練習問題:
1 – ポリ乳酸系フィルムについての文章によると、樹脂(A)と(B)の合計100質量%のうち、ポリ乳酸系樹脂(A)を10〜95質量%にするとよいのはなぜですか。1〜3文で説明してください。
2 – ポリ乳酸系フィルムについての文章を、最後の文の後から書き継いでください。

### 元の文章

ポリ乳酸系樹脂(A)の質量平均分子量は、実用的な機械特性を満足させるため、5万〜50万であることが好ましく、8万〜40万であることがより好ましく、10万〜30万であることがさらに好ましい。
【0030】
ポリ乳酸系樹脂(A)の製造方法としては、詳細は後述するが、既知の重合方法を用いることができる。具体的には、乳酸からの直接重合法、ラクチドを介する開環重合法などを挙げることができる。
【0031】
本発明のポリ乳酸系フィルムに含まれるポリ乳酸系樹脂(A)の含有量は、特に限定されず、該フィルム中にポリ乳酸系樹脂(A)が含有されさえすれば構わない。
【0032】
本発明のポリ乳酸系フィルムは、ポリ乳酸系樹脂(A)だけでなく、後述するポリ乳酸系樹脂(A)以外の熱可塑性樹脂(B)を含有することが好ましい。そして、本発明のポリ乳酸系フィルムは、ポリ乳酸系樹脂(A)と熱可塑性樹脂(B)の合計100質量%中において、ポリ乳酸系樹脂(A)が10〜95質量%であり、熱可塑性樹脂(B)が5〜90質量%であることが好ましい。
【0033】
本発明のフィルムがポリ乳酸系樹脂(A)以外の熱可塑性樹脂(B)を含有し、ポリ乳酸系樹脂(A)と熱可塑性樹脂(B)の合計100質量%において、ポリ乳酸系樹脂(A)を10質量%以上とすることで、耐熱性、バイオマス性に優れたフィルムとなり、またポリ乳酸系樹脂(A)を95質量%以下とすることで、柔軟性に優れたフィルムとなる。フィルム中のポリ乳酸系樹脂(A)の含有量は、ポリ乳酸系樹脂(A)と熱可塑性樹脂(B)の合計100質量%中において、20〜90質量%であることがより好ましく、30〜85質量%であることがさらに好ましく、40〜80質量%であることが特に好ましい。
【0034】
また、本発明のポリ乳酸系フィルム全体に対するポリ乳酸系樹脂(A)の含有量は、5〜90質量%であることが好ましく、10〜85質量%であることがより好ましく、15〜80質量%であることがさらに好ましく、20〜75質量%であることが特に好ましい。
(エンボス加工)
本発明において、フィルムの少なくとも片面に、凹部または凸部の不連続部分を設ける方法は特に限定されないが、エンボス加工による方法であることが好ましい。エンボス加工では、エンボス部の局所延伸により、フィルム中に、多数の局所的な微細空孔が形成されること、及び/または、多数の薄膜化部分が形成されることにより、フィルム製造時の延伸工程に拠ることなく、透湿性、防水性、柔軟性、加工性を付与せしめることができる。
【0035】
上記の点で、本発明のポリ乳酸系フィルムは、多数の微細空孔が形成されているフィルム、すなわち、多孔性フィルムであることが好ましい。
【0036】
以下に、エンボス加工で使用するエンボスロールの一例について、
図1、
図2を参照しながら説明する。

######
### 表示データ

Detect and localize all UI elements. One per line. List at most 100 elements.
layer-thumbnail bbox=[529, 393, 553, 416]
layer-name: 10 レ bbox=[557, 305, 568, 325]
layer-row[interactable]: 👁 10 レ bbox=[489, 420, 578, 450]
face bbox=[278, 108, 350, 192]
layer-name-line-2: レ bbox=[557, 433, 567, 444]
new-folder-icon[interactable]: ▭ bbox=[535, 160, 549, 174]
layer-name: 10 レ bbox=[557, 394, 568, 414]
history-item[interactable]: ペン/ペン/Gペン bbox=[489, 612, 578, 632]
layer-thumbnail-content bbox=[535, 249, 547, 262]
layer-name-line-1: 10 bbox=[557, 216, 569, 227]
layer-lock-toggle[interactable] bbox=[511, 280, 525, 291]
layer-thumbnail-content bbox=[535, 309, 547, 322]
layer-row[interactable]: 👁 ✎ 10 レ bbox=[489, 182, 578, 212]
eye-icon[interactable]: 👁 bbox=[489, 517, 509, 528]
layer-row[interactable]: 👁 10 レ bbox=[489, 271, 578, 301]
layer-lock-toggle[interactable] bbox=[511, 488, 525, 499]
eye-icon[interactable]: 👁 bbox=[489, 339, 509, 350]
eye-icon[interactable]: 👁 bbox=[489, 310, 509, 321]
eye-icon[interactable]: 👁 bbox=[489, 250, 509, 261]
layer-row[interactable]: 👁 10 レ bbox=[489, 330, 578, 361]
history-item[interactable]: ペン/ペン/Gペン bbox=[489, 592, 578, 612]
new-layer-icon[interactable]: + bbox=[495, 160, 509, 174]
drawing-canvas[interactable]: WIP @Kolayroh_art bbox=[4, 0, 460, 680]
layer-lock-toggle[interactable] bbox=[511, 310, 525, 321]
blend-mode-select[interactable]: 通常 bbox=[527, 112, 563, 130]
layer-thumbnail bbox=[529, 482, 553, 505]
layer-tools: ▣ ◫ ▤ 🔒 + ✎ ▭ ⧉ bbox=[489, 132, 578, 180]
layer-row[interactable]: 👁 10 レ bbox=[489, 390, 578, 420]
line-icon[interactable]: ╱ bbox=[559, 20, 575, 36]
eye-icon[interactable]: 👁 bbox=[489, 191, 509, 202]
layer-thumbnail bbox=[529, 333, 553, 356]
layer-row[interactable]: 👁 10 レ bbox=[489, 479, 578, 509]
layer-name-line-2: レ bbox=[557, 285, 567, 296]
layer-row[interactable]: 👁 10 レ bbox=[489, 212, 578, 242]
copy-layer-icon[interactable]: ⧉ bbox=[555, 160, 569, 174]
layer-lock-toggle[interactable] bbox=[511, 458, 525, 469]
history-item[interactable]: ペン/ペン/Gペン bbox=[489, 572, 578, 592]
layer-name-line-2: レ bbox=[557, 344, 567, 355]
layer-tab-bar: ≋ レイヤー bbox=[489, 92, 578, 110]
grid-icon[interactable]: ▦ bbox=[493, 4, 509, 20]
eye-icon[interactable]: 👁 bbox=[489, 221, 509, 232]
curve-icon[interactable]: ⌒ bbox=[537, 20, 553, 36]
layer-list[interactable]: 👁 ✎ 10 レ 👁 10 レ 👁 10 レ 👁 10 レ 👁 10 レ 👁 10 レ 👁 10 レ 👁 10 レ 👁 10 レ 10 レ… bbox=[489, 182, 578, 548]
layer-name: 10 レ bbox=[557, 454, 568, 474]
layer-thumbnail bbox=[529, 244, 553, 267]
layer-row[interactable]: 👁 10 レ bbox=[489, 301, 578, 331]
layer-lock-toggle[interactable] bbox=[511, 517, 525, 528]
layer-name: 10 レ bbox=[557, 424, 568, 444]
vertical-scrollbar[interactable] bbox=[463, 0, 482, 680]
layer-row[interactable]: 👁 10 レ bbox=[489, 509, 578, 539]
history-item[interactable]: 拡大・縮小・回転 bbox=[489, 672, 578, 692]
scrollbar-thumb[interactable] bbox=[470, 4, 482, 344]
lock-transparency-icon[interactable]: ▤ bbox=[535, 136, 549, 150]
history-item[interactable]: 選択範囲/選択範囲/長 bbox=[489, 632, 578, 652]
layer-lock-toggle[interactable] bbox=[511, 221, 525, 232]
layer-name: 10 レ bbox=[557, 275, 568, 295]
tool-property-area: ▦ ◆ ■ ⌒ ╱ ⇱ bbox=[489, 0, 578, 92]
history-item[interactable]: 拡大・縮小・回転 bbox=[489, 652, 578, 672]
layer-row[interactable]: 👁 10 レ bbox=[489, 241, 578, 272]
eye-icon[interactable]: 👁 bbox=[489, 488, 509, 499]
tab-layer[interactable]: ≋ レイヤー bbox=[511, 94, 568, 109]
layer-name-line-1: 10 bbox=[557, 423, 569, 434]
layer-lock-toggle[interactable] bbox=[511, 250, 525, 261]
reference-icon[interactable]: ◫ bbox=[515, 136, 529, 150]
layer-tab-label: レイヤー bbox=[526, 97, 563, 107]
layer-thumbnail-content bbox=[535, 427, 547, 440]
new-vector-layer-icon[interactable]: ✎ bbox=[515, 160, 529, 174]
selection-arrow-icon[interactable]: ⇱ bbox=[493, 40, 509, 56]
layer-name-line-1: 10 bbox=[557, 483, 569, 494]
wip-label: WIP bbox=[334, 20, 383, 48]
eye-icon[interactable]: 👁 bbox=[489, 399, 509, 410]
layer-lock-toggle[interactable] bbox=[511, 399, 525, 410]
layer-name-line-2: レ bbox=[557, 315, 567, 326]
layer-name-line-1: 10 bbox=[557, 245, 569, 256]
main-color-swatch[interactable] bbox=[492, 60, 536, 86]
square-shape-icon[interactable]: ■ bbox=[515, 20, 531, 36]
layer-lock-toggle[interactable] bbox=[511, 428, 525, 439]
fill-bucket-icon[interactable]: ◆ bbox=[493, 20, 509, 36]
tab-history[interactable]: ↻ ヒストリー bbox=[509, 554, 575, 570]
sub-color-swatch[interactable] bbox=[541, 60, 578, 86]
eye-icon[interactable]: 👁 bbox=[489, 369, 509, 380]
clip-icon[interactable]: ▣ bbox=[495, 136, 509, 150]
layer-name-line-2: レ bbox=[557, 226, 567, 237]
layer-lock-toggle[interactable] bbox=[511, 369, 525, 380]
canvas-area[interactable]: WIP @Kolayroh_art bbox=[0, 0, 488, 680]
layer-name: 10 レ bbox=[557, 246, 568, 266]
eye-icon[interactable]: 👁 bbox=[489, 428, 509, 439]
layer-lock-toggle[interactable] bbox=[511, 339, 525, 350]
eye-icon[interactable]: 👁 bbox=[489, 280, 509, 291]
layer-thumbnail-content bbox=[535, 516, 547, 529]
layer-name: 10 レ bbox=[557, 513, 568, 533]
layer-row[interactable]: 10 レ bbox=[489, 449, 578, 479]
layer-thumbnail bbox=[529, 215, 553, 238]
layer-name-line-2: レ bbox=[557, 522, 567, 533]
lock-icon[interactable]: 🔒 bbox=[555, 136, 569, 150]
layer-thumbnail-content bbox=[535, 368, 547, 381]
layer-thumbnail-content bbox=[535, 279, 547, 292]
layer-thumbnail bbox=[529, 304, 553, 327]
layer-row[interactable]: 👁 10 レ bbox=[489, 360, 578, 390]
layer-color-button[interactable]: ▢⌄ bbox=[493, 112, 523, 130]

######

各問の解答:
1 – ポリ乳酸系樹脂(A)を10質量%以上にすると、耐熱性とバイオマス性に優れたフィルムになるからです。また、95質量%以下にすると、柔軟性に優れたフィルムになるからです。

2 –
【0037】
本発明で使用するエンボスロール表面の凹凸差は、50〜700μmであることが好ましい。ここでいう凹凸差とは、エンボスロール表面の高さが最も低い部分と、最も高い部分との差にあたる長さ(
図1のaに相当)である。上記凹凸差が50μm以上であることで、エンボス加工後のフィルムは、エンボス加工による凹部または凸部の不連続部分を有すこととなり、透湿性、柔軟性に優れたものとなる。また、上記凹凸差が700μm以下であることで、エンボス加工後のフィルムは、エンボス加工による凹部または凸部の不連続部分の高さを適切に制御することができ、防水性、加工性に優れたものとなる。エンボスロール表面の凹凸差は、100〜500μmであることがより好ましく、200〜400μmであることがさらに好ましい。
【0038】
本発明で使用するエンボスロール表面の凹部または凸部のピッチは、0.5〜2.0mmであることが好ましい。ここでいう凹部または凸部のピッチとは、エンボスロール表面の凹部または凸部の繰り返し長さの最も短い長さ(
図1のbに相当)である。上記凹部または凸部のピッチが0.5mm以上であることで、エンボス加工後のフィルムは、防水性、加工性に優れたものとなる。また、上記凹部または凸部のピッチが2.0mm以下であることで、エンボス加工後のフィルムは、透湿性、柔軟性に優れたものとなる。エンボスロール表面の凹部または凸部のピッチは、0.5〜1.5mmであることがより好ましく、0.5〜1.0mmであることがさらに好ましい。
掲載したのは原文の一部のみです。